* Start Records for the task *

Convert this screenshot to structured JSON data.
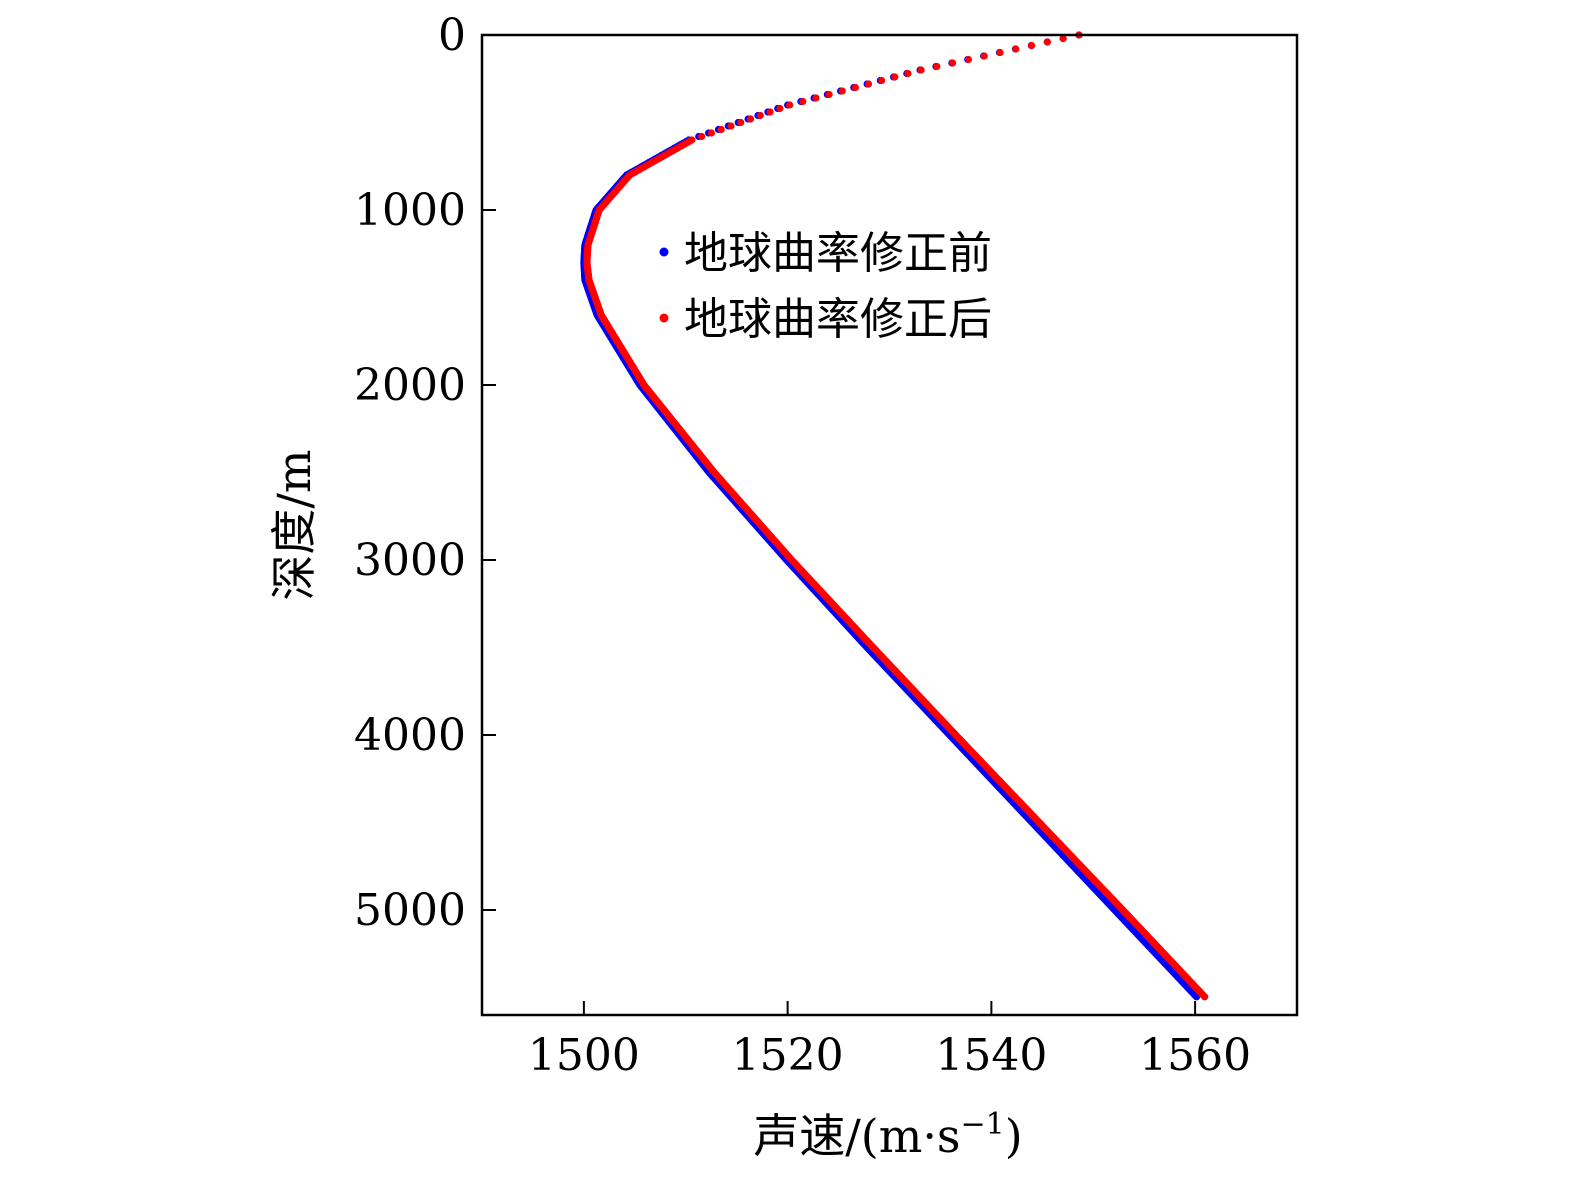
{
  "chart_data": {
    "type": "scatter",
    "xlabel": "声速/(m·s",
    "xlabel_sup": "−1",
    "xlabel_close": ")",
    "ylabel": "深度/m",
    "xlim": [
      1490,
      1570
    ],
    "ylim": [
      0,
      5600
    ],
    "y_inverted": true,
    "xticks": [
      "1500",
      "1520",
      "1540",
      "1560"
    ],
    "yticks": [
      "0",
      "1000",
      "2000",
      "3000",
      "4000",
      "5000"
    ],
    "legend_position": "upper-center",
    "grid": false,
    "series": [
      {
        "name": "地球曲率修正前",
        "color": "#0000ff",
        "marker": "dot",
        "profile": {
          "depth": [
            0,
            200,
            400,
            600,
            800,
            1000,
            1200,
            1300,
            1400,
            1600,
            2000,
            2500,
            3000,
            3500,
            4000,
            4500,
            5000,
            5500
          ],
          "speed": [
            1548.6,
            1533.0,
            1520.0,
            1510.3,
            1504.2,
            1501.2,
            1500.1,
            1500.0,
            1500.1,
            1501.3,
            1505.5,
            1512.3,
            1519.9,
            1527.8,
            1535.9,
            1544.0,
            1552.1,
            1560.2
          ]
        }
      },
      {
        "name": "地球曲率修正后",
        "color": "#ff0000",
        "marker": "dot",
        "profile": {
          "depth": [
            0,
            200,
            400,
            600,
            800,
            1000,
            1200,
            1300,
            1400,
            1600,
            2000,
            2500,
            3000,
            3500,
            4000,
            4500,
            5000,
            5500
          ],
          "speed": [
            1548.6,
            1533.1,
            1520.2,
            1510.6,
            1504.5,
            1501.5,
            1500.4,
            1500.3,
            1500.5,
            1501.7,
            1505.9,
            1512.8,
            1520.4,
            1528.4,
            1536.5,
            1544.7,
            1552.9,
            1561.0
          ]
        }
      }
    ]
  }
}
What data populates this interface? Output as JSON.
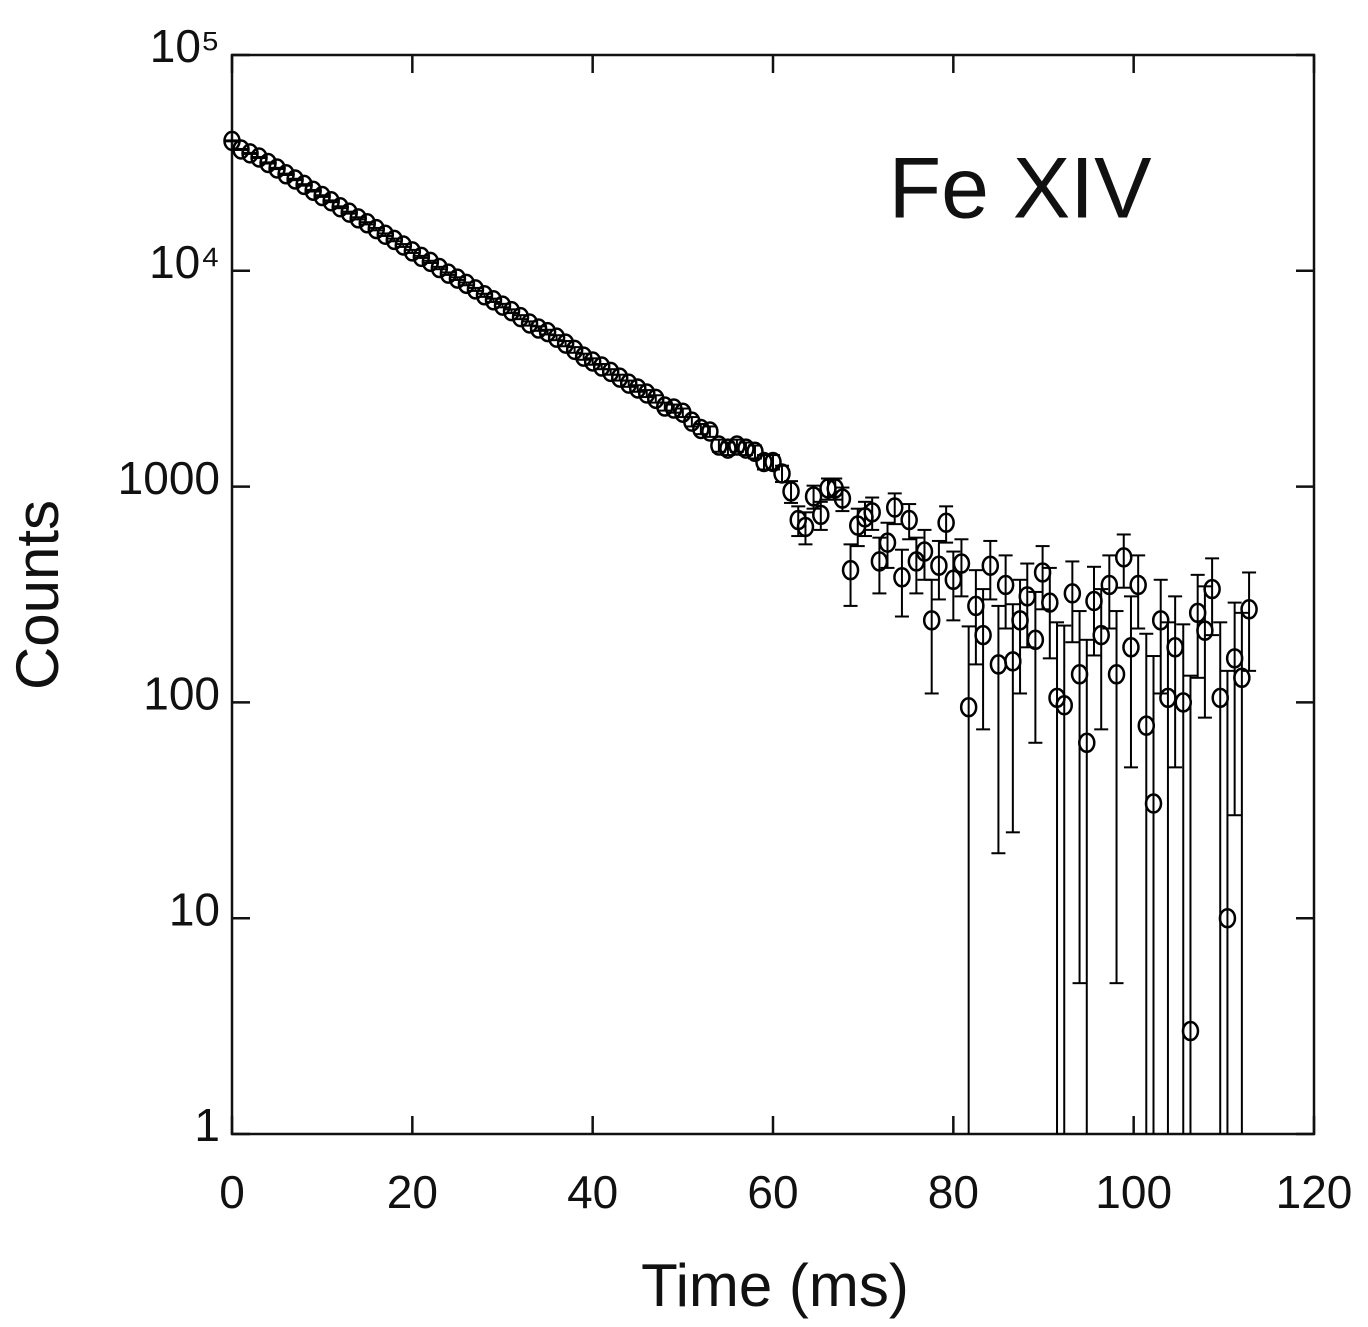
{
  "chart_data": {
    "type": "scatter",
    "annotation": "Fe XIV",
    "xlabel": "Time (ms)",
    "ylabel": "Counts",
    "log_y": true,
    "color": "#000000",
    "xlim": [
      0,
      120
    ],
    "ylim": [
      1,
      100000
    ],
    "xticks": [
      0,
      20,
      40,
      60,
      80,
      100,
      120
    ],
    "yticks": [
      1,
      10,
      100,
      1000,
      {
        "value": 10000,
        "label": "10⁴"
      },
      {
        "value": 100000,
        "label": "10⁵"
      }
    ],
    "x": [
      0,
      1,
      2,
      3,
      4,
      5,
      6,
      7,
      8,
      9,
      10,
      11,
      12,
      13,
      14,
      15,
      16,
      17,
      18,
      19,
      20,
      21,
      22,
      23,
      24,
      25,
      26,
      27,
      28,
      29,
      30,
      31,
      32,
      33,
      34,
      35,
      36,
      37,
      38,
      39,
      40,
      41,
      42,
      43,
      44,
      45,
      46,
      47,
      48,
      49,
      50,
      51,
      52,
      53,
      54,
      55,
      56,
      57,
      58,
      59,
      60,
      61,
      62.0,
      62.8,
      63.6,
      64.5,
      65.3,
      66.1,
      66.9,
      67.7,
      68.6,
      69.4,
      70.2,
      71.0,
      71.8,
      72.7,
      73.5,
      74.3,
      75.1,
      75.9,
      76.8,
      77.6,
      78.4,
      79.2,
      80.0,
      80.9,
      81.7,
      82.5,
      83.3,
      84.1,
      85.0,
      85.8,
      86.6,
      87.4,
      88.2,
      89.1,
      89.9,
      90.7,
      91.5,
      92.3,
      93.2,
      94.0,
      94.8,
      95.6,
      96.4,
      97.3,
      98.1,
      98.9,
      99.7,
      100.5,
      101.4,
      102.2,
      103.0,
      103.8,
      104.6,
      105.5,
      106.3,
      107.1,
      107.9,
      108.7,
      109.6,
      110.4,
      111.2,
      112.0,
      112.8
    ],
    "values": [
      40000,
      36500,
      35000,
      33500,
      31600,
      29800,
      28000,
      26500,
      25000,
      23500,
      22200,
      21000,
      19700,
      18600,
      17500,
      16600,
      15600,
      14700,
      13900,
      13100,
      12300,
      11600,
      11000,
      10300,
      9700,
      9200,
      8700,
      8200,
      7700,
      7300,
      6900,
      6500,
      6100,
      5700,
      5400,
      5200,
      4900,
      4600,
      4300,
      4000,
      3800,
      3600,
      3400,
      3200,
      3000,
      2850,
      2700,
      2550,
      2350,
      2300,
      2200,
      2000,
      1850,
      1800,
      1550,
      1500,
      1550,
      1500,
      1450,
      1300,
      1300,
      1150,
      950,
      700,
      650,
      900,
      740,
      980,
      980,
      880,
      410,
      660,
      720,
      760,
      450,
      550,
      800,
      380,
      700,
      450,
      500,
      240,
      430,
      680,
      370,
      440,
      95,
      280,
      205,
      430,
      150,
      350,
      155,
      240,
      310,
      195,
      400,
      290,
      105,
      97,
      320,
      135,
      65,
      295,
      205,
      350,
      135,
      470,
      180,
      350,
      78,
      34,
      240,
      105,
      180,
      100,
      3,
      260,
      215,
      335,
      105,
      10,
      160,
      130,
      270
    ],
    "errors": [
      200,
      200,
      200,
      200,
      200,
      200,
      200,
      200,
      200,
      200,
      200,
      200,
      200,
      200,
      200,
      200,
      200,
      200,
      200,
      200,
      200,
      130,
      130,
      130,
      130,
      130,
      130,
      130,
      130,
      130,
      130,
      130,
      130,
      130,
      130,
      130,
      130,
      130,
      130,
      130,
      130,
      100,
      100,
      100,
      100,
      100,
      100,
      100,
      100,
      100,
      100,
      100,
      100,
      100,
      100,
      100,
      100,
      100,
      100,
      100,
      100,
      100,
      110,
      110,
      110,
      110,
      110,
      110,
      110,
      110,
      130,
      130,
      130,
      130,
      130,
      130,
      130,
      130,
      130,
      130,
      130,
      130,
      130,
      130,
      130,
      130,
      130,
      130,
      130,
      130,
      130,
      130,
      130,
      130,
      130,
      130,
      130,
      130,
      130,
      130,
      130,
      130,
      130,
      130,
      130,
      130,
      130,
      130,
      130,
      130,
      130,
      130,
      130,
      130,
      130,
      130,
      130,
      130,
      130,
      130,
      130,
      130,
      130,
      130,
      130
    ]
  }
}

* End Records for the task *

— Directive —
Every line above should be returned word for word, with the pictures left behind.

— The answer —
Convert this screenshot to structured JSON data.
{
  "chart_data": {
    "type": "scatter",
    "xlabel": "声速/(m·s",
    "xlabel_sup": "−1",
    "xlabel_close": ")",
    "ylabel": "深度/m",
    "xlim": [
      1490,
      1570
    ],
    "ylim": [
      0,
      5600
    ],
    "y_inverted": true,
    "xticks": [
      "1500",
      "1520",
      "1540",
      "1560"
    ],
    "yticks": [
      "0",
      "1000",
      "2000",
      "3000",
      "4000",
      "5000"
    ],
    "legend_position": "upper-center",
    "grid": false,
    "series": [
      {
        "name": "地球曲率修正前",
        "color": "#0000ff",
        "marker": "dot",
        "profile": {
          "depth": [
            0,
            200,
            400,
            600,
            800,
            1000,
            1200,
            1300,
            1400,
            1600,
            2000,
            2500,
            3000,
            3500,
            4000,
            4500,
            5000,
            5500
          ],
          "speed": [
            1548.6,
            1533.0,
            1520.0,
            1510.3,
            1504.2,
            1501.2,
            1500.1,
            1500.0,
            1500.1,
            1501.3,
            1505.5,
            1512.3,
            1519.9,
            1527.8,
            1535.9,
            1544.0,
            1552.1,
            1560.2
          ]
        }
      },
      {
        "name": "地球曲率修正后",
        "color": "#ff0000",
        "marker": "dot",
        "profile": {
          "depth": [
            0,
            200,
            400,
            600,
            800,
            1000,
            1200,
            1300,
            1400,
            1600,
            2000,
            2500,
            3000,
            3500,
            4000,
            4500,
            5000,
            5500
          ],
          "speed": [
            1548.6,
            1533.1,
            1520.2,
            1510.6,
            1504.5,
            1501.5,
            1500.4,
            1500.3,
            1500.5,
            1501.7,
            1505.9,
            1512.8,
            1520.4,
            1528.4,
            1536.5,
            1544.7,
            1552.9,
            1561.0
          ]
        }
      }
    ]
  }
}
What data populates this interface? Output as JSON.
{
  "chart_data": {
    "type": "scatter",
    "annotation": "Fe XIV",
    "xlabel": "Time (ms)",
    "ylabel": "Counts",
    "log_y": true,
    "color": "#000000",
    "xlim": [
      0,
      120
    ],
    "ylim": [
      1,
      100000
    ],
    "xticks": [
      0,
      20,
      40,
      60,
      80,
      100,
      120
    ],
    "yticks": [
      1,
      10,
      100,
      1000,
      {
        "value": 10000,
        "label": "10⁴"
      },
      {
        "value": 100000,
        "label": "10⁵"
      }
    ],
    "x": [
      0,
      1,
      2,
      3,
      4,
      5,
      6,
      7,
      8,
      9,
      10,
      11,
      12,
      13,
      14,
      15,
      16,
      17,
      18,
      19,
      20,
      21,
      22,
      23,
      24,
      25,
      26,
      27,
      28,
      29,
      30,
      31,
      32,
      33,
      34,
      35,
      36,
      37,
      38,
      39,
      40,
      41,
      42,
      43,
      44,
      45,
      46,
      47,
      48,
      49,
      50,
      51,
      52,
      53,
      54,
      55,
      56,
      57,
      58,
      59,
      60,
      61,
      62.0,
      62.8,
      63.6,
      64.5,
      65.3,
      66.1,
      66.9,
      67.7,
      68.6,
      69.4,
      70.2,
      71.0,
      71.8,
      72.7,
      73.5,
      74.3,
      75.1,
      75.9,
      76.8,
      77.6,
      78.4,
      79.2,
      80.0,
      80.9,
      81.7,
      82.5,
      83.3,
      84.1,
      85.0,
      85.8,
      86.6,
      87.4,
      88.2,
      89.1,
      89.9,
      90.7,
      91.5,
      92.3,
      93.2,
      94.0,
      94.8,
      95.6,
      96.4,
      97.3,
      98.1,
      98.9,
      99.7,
      100.5,
      101.4,
      102.2,
      103.0,
      103.8,
      104.6,
      105.5,
      106.3,
      107.1,
      107.9,
      108.7,
      109.6,
      110.4,
      111.2,
      112.0,
      112.8
    ],
    "values": [
      40000,
      36500,
      35000,
      33500,
      31600,
      29800,
      28000,
      26500,
      25000,
      23500,
      22200,
      21000,
      19700,
      18600,
      17500,
      16600,
      15600,
      14700,
      13900,
      13100,
      12300,
      11600,
      11000,
      10300,
      9700,
      9200,
      8700,
      8200,
      7700,
      7300,
      6900,
      6500,
      6100,
      5700,
      5400,
      5200,
      4900,
      4600,
      4300,
      4000,
      3800,
      3600,
      3400,
      3200,
      3000,
      2850,
      2700,
      2550,
      2350,
      2300,
      2200,
      2000,
      1850,
      1800,
      1550,
      1500,
      1550,
      1500,
      1450,
      1300,
      1300,
      1150,
      950,
      700,
      650,
      900,
      740,
      980,
      980,
      880,
      410,
      660,
      720,
      760,
      450,
      550,
      800,
      380,
      700,
      450,
      500,
      240,
      430,
      680,
      370,
      440,
      95,
      280,
      205,
      430,
      150,
      350,
      155,
      240,
      310,
      195,
      400,
      290,
      105,
      97,
      320,
      135,
      65,
      295,
      205,
      350,
      135,
      470,
      180,
      350,
      78,
      34,
      240,
      105,
      180,
      100,
      3,
      260,
      215,
      335,
      105,
      10,
      160,
      130,
      270
    ],
    "errors": [
      200,
      200,
      200,
      200,
      200,
      200,
      200,
      200,
      200,
      200,
      200,
      200,
      200,
      200,
      200,
      200,
      200,
      200,
      200,
      200,
      200,
      130,
      130,
      130,
      130,
      130,
      130,
      130,
      130,
      130,
      130,
      130,
      130,
      130,
      130,
      130,
      130,
      130,
      130,
      130,
      130,
      100,
      100,
      100,
      100,
      100,
      100,
      100,
      100,
      100,
      100,
      100,
      100,
      100,
      100,
      100,
      100,
      100,
      100,
      100,
      100,
      100,
      110,
      110,
      110,
      110,
      110,
      110,
      110,
      110,
      130,
      130,
      130,
      130,
      130,
      130,
      130,
      130,
      130,
      130,
      130,
      130,
      130,
      130,
      130,
      130,
      130,
      130,
      130,
      130,
      130,
      130,
      130,
      130,
      130,
      130,
      130,
      130,
      130,
      130,
      130,
      130,
      130,
      130,
      130,
      130,
      130,
      130,
      130,
      130,
      130,
      130,
      130,
      130,
      130,
      130,
      130,
      130,
      130,
      130,
      130,
      130,
      130,
      130,
      130
    ]
  }
}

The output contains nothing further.